** Problem to work on **
Print each line of the listing once more, precisely as given.

** Entries **
** Begin **
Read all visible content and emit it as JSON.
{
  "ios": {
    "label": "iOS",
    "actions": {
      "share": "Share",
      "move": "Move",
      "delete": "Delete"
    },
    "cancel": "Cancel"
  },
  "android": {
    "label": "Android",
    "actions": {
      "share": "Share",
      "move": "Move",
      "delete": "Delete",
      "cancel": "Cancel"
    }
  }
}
** End **
** Answer for this exercise **
Read all visible content and emit it as JSON.
{
  "ios": {
    "label": "iOS",
    "actions": {
      "share": "Share",
      "move": "Move",
      "delete": "Delete"
    },
    "cancel": "Cancel"
  },
  "android": {
    "label": "Android",
    "actions": {
      "share": "Share",
      "move": "Move",
      "delete": "Delete",
      "cancel": "Cancel"
    }
  }
}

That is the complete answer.